Goal of the exercise -
Check every line below for the word "demo" and copy each one that has it.

Given records -
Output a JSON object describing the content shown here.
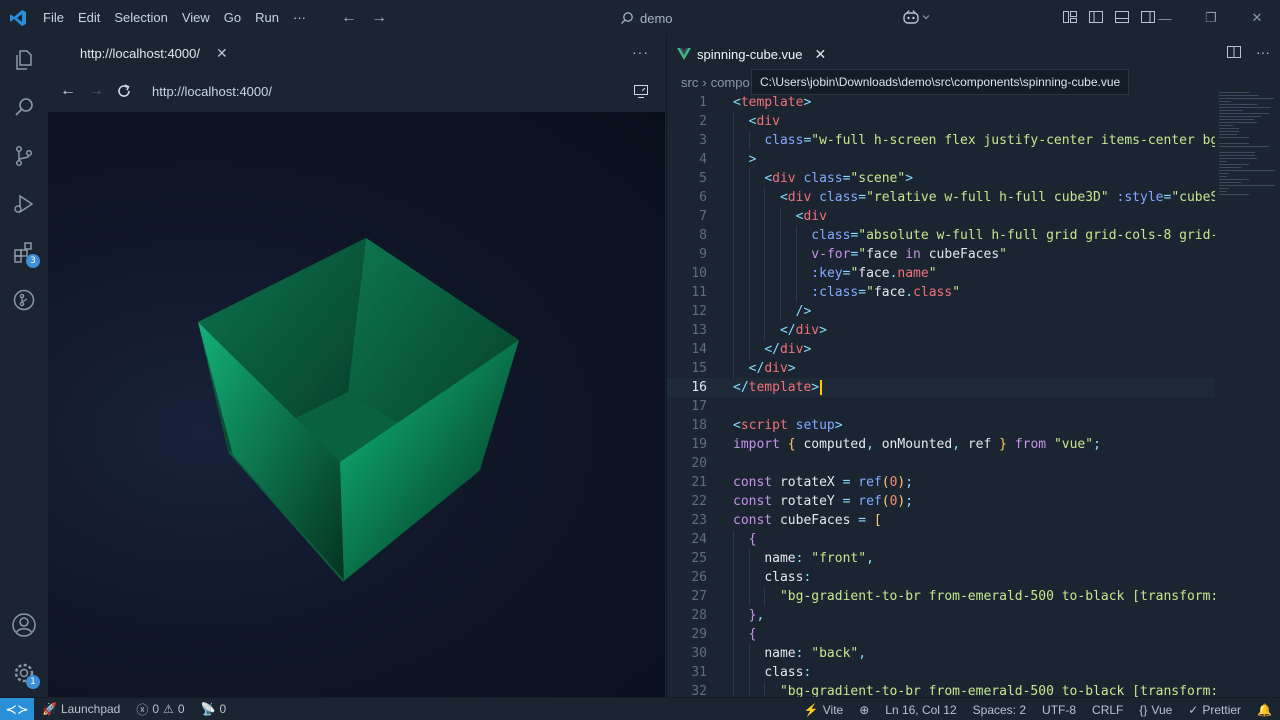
{
  "menu": [
    "File",
    "Edit",
    "Selection",
    "View",
    "Go",
    "Run",
    "···"
  ],
  "command_center": "demo",
  "browser": {
    "tab_title": "http://localhost:4000/",
    "url": "http://localhost:4000/"
  },
  "editor": {
    "tab_title": "spinning-cube.vue",
    "breadcrumb": [
      "src",
      "compo"
    ],
    "tooltip": "C:\\Users\\jobin\\Downloads\\demo\\src\\components\\spinning-cube.vue",
    "active_line": 16
  },
  "activity": {
    "extensions_badge": "3",
    "accounts_badge": "1"
  },
  "status": {
    "launchpad": "Launchpad",
    "errors": "0",
    "warnings": "0",
    "ports": "0",
    "vite": "Vite",
    "position": "Ln 16, Col 12",
    "spaces": "Spaces: 2",
    "encoding": "UTF-8",
    "eol": "CRLF",
    "language": "Vue",
    "formatter": "Prettier"
  },
  "colors": {
    "background": "#1b2532",
    "accent": "#2a8fd9",
    "cube": "#12a36e"
  }
}
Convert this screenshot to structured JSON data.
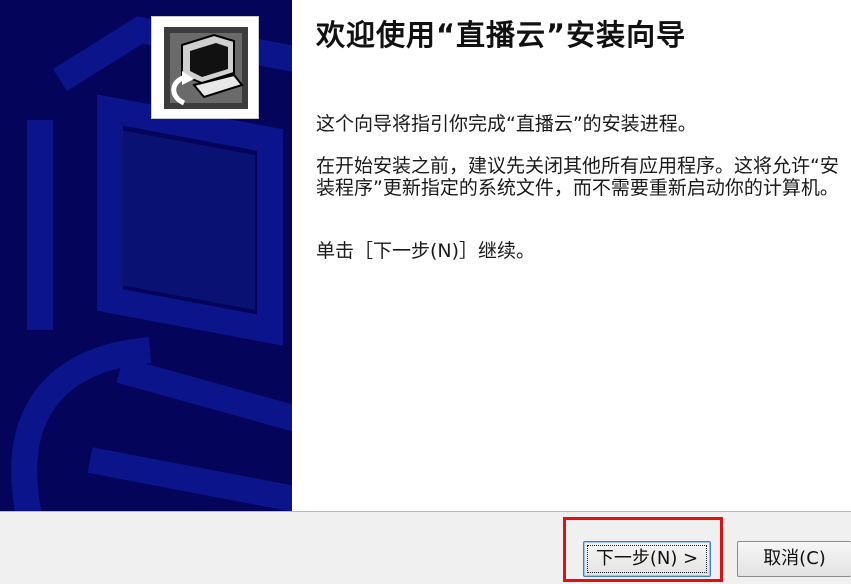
{
  "wizard": {
    "title": "欢迎使用“直播云”安装向导",
    "paragraphs": [
      "这个向导将指引你完成“直播云”的安装进程。",
      "在开始安装之前，建议先关闭其他所有应用程序。这将允许“安装程序”更新指定的系统文件，而不需要重新启动你的计算机。",
      "单击［下一步(N)］继续。"
    ]
  },
  "buttons": {
    "next_label": "下一步(N) >",
    "cancel_label": "取消(C)"
  },
  "colors": {
    "banner": "#04045a",
    "highlight": "#e01010"
  },
  "icons": {
    "installer_logo": "installer-computer-icon"
  }
}
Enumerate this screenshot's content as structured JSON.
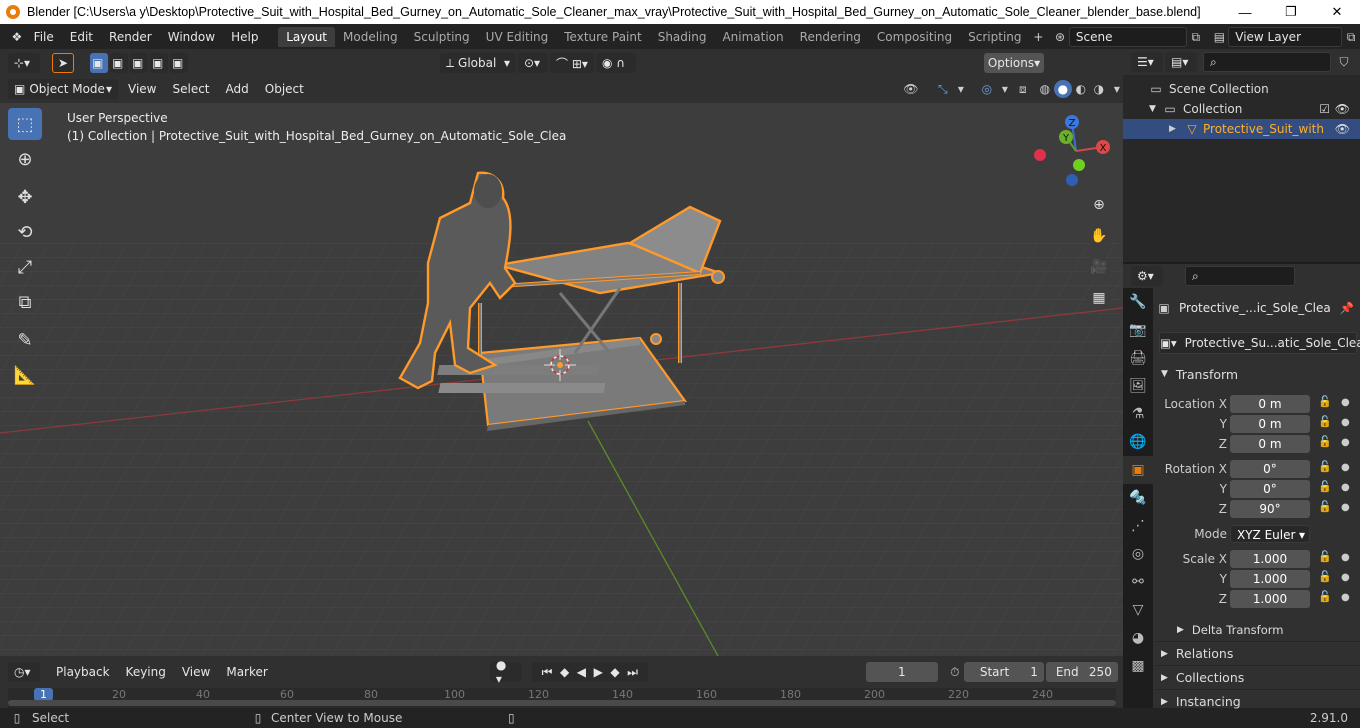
{
  "window": {
    "title": "Blender [C:\\Users\\a y\\Desktop\\Protective_Suit_with_Hospital_Bed_Gurney_on_Automatic_Sole_Cleaner_max_vray\\Protective_Suit_with_Hospital_Bed_Gurney_on_Automatic_Sole_Cleaner_blender_base.blend]",
    "minimize": "—",
    "maximize": "❐",
    "close": "✕"
  },
  "menu": [
    "File",
    "Edit",
    "Render",
    "Window",
    "Help"
  ],
  "workspaces": [
    "Layout",
    "Modeling",
    "Sculpting",
    "UV Editing",
    "Texture Paint",
    "Shading",
    "Animation",
    "Rendering",
    "Compositing",
    "Scripting"
  ],
  "active_workspace": "Layout",
  "scene": {
    "label": "Scene",
    "view_layer": "View Layer"
  },
  "header": {
    "orientation": "Global",
    "options": "Options",
    "mode": "Object Mode",
    "menus": [
      "View",
      "Select",
      "Add",
      "Object"
    ]
  },
  "viewport": {
    "perspective": "User Perspective",
    "collection_info": "(1) Collection | Protective_Suit_with_Hospital_Bed_Gurney_on_Automatic_Sole_Clea",
    "gizmo": {
      "x": "X",
      "y": "Y",
      "z": "Z"
    }
  },
  "timeline": {
    "menus": [
      "Playback",
      "Keying",
      "View",
      "Marker"
    ],
    "current_frame": "1",
    "start_label": "Start",
    "start": "1",
    "end_label": "End",
    "end": "250",
    "ruler": [
      "1",
      "20",
      "40",
      "60",
      "80",
      "100",
      "120",
      "140",
      "160",
      "180",
      "200",
      "220",
      "240"
    ]
  },
  "status": {
    "select": "Select",
    "center": "Center View to Mouse",
    "version": "2.91.0"
  },
  "outliner": {
    "scene_collection": "Scene Collection",
    "collection": "Collection",
    "object": "Protective_Suit_with"
  },
  "properties": {
    "object_name": "Protective_...ic_Sole_Clea",
    "data_name": "Protective_Su...atic_Sole_Clea",
    "transform_title": "Transform",
    "location_label": "Location X",
    "rotation_label": "Rotation X",
    "scale_label": "Scale X",
    "y_label": "Y",
    "z_label": "Z",
    "location": [
      "0 m",
      "0 m",
      "0 m"
    ],
    "rotation": [
      "0°",
      "0°",
      "90°"
    ],
    "mode_label": "Mode",
    "mode_value": "XYZ Euler",
    "scale": [
      "1.000",
      "1.000",
      "1.000"
    ],
    "delta_transform": "Delta Transform",
    "relations": "Relations",
    "collections": "Collections",
    "instancing": "Instancing"
  }
}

Result -
  "command_center": "demo",
    "tooltip": "C:\\Users\\jobin\\Downloads\\demo\\src\\components\\spinning-cube.vue",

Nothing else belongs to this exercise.